**Tarefas do exercício**
1. Reescreva em forma de lista o parágrafo do comentário bíblico que começa com "Na leitura de hoje", mantendo os fatos principais.
2. Liste todas as abreviaturas de livros bíblicos que aparecem no comentário bíblico.

**Texto para leitura**
10 de Setembro de 2020, Quinta-feira: Amai os vossos inimigos e fazei o bem aos que vos odeiam, bendizei os que vos amaldiçoam, e rezai por aqueles que vos caluniam (vv. 27b-28; cf. Mt 5,44).

23ª Semana do Tempo Comum 

Leitura:1Cor 8,1b-7.11-13

Na leitura de hoje, outro problema é proposto pelos coríntios, e uma nova solução é apresentada pelo apóstolo. Trata-se da vivência cristã no meio do mundo pagão. Na época, havia inúmeros templos para as muitas divindades na Grécia (cf. At 17,16.22s). A carne dos animais ali sacrificados foi considerada um alimento consagrado pelos deuses. No v. 1ª, Paulo se põe a responder a pergunta “no tocante ás carnes sacrificadas aos ídolos todos”. Trata-se das sobras não-utilizadas para fins cultuais e que eram vendidas no mercado (10,25) ou consumidas nas dependências do templo (8,10). Os cristãos em Corinto estavam divididos: podiam-se comprar e comer essas carnes sem tornar-se cúmplice de idolatria? Paulo, a quem se tinha feito a pergunta, responde como em Rm 14-15: o cristão é livre, mas a caridade deve convidá-lo a respeitar as opiniões dos escrupulosos e a não escandalizá-los.

**Dados fornecidos**

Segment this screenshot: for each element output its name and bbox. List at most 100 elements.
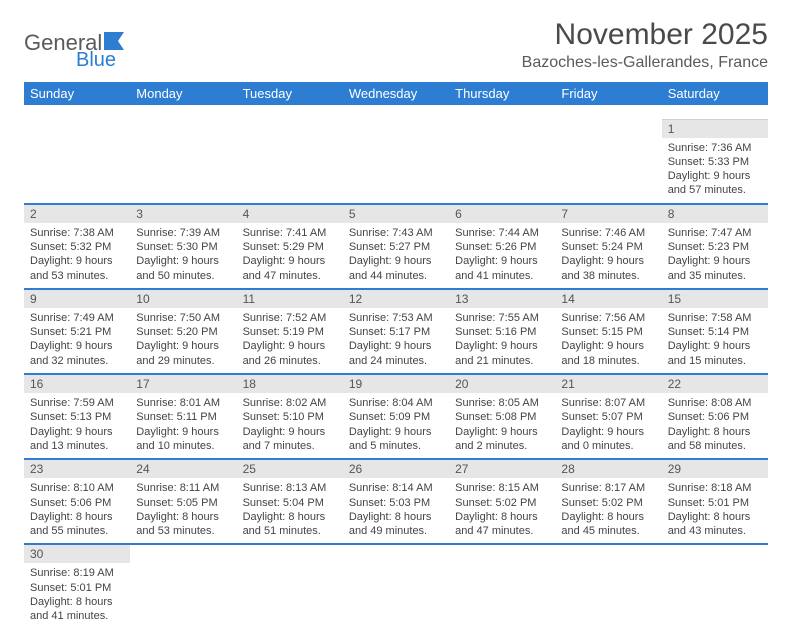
detail-line: Sunrise: 8:18 AM — [668, 481, 762, 495]
week-detail-row: Sunrise: 8:19 AMSunset: 5:01 PMDaylight:… — [24, 563, 768, 628]
day-number — [237, 544, 343, 563]
day-detail — [130, 138, 236, 204]
detail-line: and 5 minutes. — [349, 439, 443, 453]
detail-line: Daylight: 8 hours — [349, 510, 443, 524]
detail-line: and 18 minutes. — [561, 354, 655, 368]
detail-line: and 57 minutes. — [668, 183, 762, 197]
detail-line: Sunrise: 8:19 AM — [30, 566, 124, 580]
day-number — [24, 119, 130, 138]
detail-line: Sunset: 5:20 PM — [136, 325, 230, 339]
detail-line: Daylight: 9 hours — [455, 339, 549, 353]
detail-line: Daylight: 9 hours — [349, 339, 443, 353]
detail-line: Sunset: 5:13 PM — [30, 410, 124, 424]
day-detail — [343, 563, 449, 628]
detail-line: Sunset: 5:07 PM — [561, 410, 655, 424]
detail-line: Sunset: 5:03 PM — [349, 496, 443, 510]
day-number: 7 — [555, 204, 661, 223]
detail-line: Daylight: 9 hours — [455, 254, 549, 268]
day-detail: Sunrise: 8:02 AMSunset: 5:10 PMDaylight:… — [237, 393, 343, 459]
detail-line: Sunset: 5:24 PM — [561, 240, 655, 254]
day-detail: Sunrise: 7:44 AMSunset: 5:26 PMDaylight:… — [449, 223, 555, 289]
detail-line: and 35 minutes. — [668, 269, 762, 283]
day-number: 5 — [343, 204, 449, 223]
detail-line: Sunset: 5:33 PM — [668, 155, 762, 169]
day-detail — [555, 563, 661, 628]
detail-line: Sunrise: 7:41 AM — [243, 226, 337, 240]
detail-line: and 21 minutes. — [455, 354, 549, 368]
detail-line: Daylight: 8 hours — [668, 425, 762, 439]
detail-line: Sunset: 5:10 PM — [243, 410, 337, 424]
day-number: 17 — [130, 374, 236, 393]
day-header-row: SundayMondayTuesdayWednesdayThursdayFrid… — [24, 82, 768, 105]
detail-line: Daylight: 9 hours — [30, 254, 124, 268]
day-detail: Sunrise: 7:46 AMSunset: 5:24 PMDaylight:… — [555, 223, 661, 289]
detail-line: Daylight: 9 hours — [561, 339, 655, 353]
day-detail: Sunrise: 7:52 AMSunset: 5:19 PMDaylight:… — [237, 308, 343, 374]
day-detail: Sunrise: 8:18 AMSunset: 5:01 PMDaylight:… — [662, 478, 768, 544]
day-number: 19 — [343, 374, 449, 393]
detail-line: Daylight: 8 hours — [243, 510, 337, 524]
detail-line: and 10 minutes. — [136, 439, 230, 453]
detail-line: and 0 minutes. — [561, 439, 655, 453]
day-detail: Sunrise: 7:58 AMSunset: 5:14 PMDaylight:… — [662, 308, 768, 374]
header: General Blue November 2025 Bazoches-les-… — [24, 18, 768, 72]
day-header: Friday — [555, 82, 661, 105]
day-number — [343, 544, 449, 563]
detail-line: Sunset: 5:01 PM — [668, 496, 762, 510]
day-number — [555, 119, 661, 138]
title-block: November 2025 Bazoches-les-Gallerandes, … — [522, 18, 768, 72]
day-number: 3 — [130, 204, 236, 223]
day-detail: Sunrise: 8:19 AMSunset: 5:01 PMDaylight:… — [24, 563, 130, 628]
detail-line: and 49 minutes. — [349, 524, 443, 538]
day-number — [662, 544, 768, 563]
detail-line: Sunrise: 7:59 AM — [30, 396, 124, 410]
week-detail-row: Sunrise: 7:38 AMSunset: 5:32 PMDaylight:… — [24, 223, 768, 289]
day-detail — [130, 563, 236, 628]
detail-line: Sunrise: 7:52 AM — [243, 311, 337, 325]
day-number: 21 — [555, 374, 661, 393]
day-number: 27 — [449, 459, 555, 478]
detail-line: Sunset: 5:23 PM — [668, 240, 762, 254]
day-number: 8 — [662, 204, 768, 223]
day-header: Tuesday — [237, 82, 343, 105]
detail-line: and 2 minutes. — [455, 439, 549, 453]
detail-line: Daylight: 9 hours — [349, 254, 443, 268]
detail-line: Sunset: 5:32 PM — [30, 240, 124, 254]
detail-line: Daylight: 9 hours — [243, 425, 337, 439]
day-number: 28 — [555, 459, 661, 478]
detail-line: and 44 minutes. — [349, 269, 443, 283]
detail-line: Daylight: 9 hours — [561, 254, 655, 268]
week-daynum-row: 23242526272829 — [24, 459, 768, 478]
detail-line: Sunrise: 7:47 AM — [668, 226, 762, 240]
detail-line: Daylight: 9 hours — [668, 254, 762, 268]
calendar-table: SundayMondayTuesdayWednesdayThursdayFrid… — [24, 82, 768, 629]
detail-line: Sunset: 5:21 PM — [30, 325, 124, 339]
day-detail — [662, 563, 768, 628]
day-number: 26 — [343, 459, 449, 478]
detail-line: and 32 minutes. — [30, 354, 124, 368]
detail-line: Sunset: 5:06 PM — [30, 496, 124, 510]
day-number: 2 — [24, 204, 130, 223]
day-detail: Sunrise: 8:17 AMSunset: 5:02 PMDaylight:… — [555, 478, 661, 544]
detail-line: Sunset: 5:08 PM — [455, 410, 549, 424]
day-detail: Sunrise: 8:08 AMSunset: 5:06 PMDaylight:… — [662, 393, 768, 459]
detail-line: Sunrise: 7:38 AM — [30, 226, 124, 240]
week-daynum-row: 30 — [24, 544, 768, 563]
month-title: November 2025 — [522, 18, 768, 52]
detail-line: Sunset: 5:15 PM — [561, 325, 655, 339]
day-detail: Sunrise: 8:01 AMSunset: 5:11 PMDaylight:… — [130, 393, 236, 459]
detail-line: Daylight: 8 hours — [561, 510, 655, 524]
day-detail: Sunrise: 7:56 AMSunset: 5:15 PMDaylight:… — [555, 308, 661, 374]
day-detail — [24, 138, 130, 204]
detail-line: Sunrise: 7:56 AM — [561, 311, 655, 325]
day-header: Monday — [130, 82, 236, 105]
day-detail: Sunrise: 8:11 AMSunset: 5:05 PMDaylight:… — [130, 478, 236, 544]
detail-line: Sunset: 5:29 PM — [243, 240, 337, 254]
detail-line: Sunrise: 8:11 AM — [136, 481, 230, 495]
day-detail — [449, 138, 555, 204]
day-number — [130, 119, 236, 138]
detail-line: Sunrise: 8:10 AM — [30, 481, 124, 495]
day-detail: Sunrise: 8:13 AMSunset: 5:04 PMDaylight:… — [237, 478, 343, 544]
detail-line: Daylight: 8 hours — [455, 510, 549, 524]
detail-line: Daylight: 9 hours — [243, 339, 337, 353]
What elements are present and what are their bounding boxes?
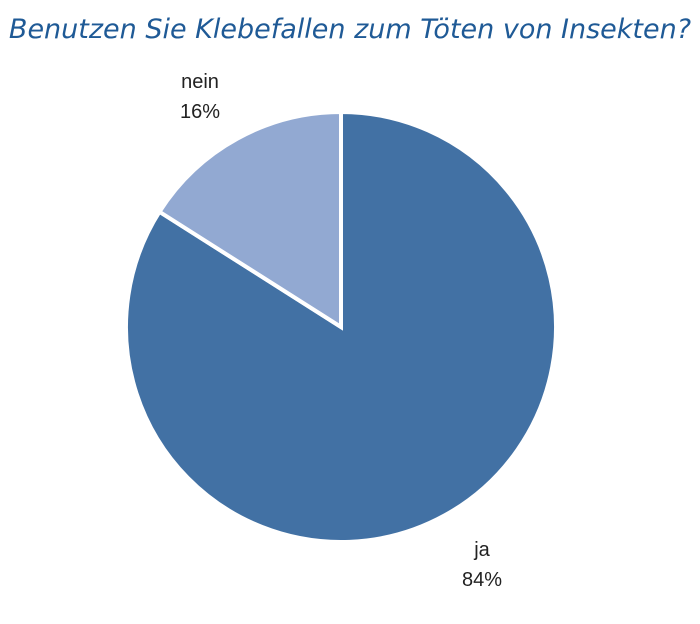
chart-title: Benutzen Sie Klebefallen zum Töten von I… (8, 14, 692, 45)
pie-slice-ja (124, 109, 558, 544)
pie-slices (124, 109, 558, 544)
slice-category-label-ja: ja (473, 539, 490, 561)
pie-labels: ja 84% nein 16% (180, 71, 502, 591)
pie-slice-nein (156, 109, 343, 331)
slice-value-label-ja: 84% (462, 569, 502, 591)
slice-category-label-nein: nein (181, 71, 219, 93)
slice-value-label-nein: 16% (180, 101, 220, 123)
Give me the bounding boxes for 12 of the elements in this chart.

**As soluções**
1.
- Os coríntios apresentam um novo problema, e o apóstolo propõe uma solução: a vivência cristã no mundo pagão.
- Na Grécia havia muitos templos para muitas divindades, e a carne dos animais ali sacrificados era considerada consagrada pelos deuses.
- A partir do v. 1, Paulo responde à pergunta sobre as carnes sacrificadas aos ídolos, ou seja, as sobras vendidas no mercado ou consumidas no templo.
- Os cristãos de Corinto estavam divididos sobre se podiam comprar e comer essas carnes sem se tornar cúmplices de idolatria.
- Paulo responde como em Rm 14-15: o cristão é livre, mas a caridade deve levá-lo a respeitar os escrupulosos e a não escandalizá-los.

2.
- Mt
- 1Cor
- At
- Rm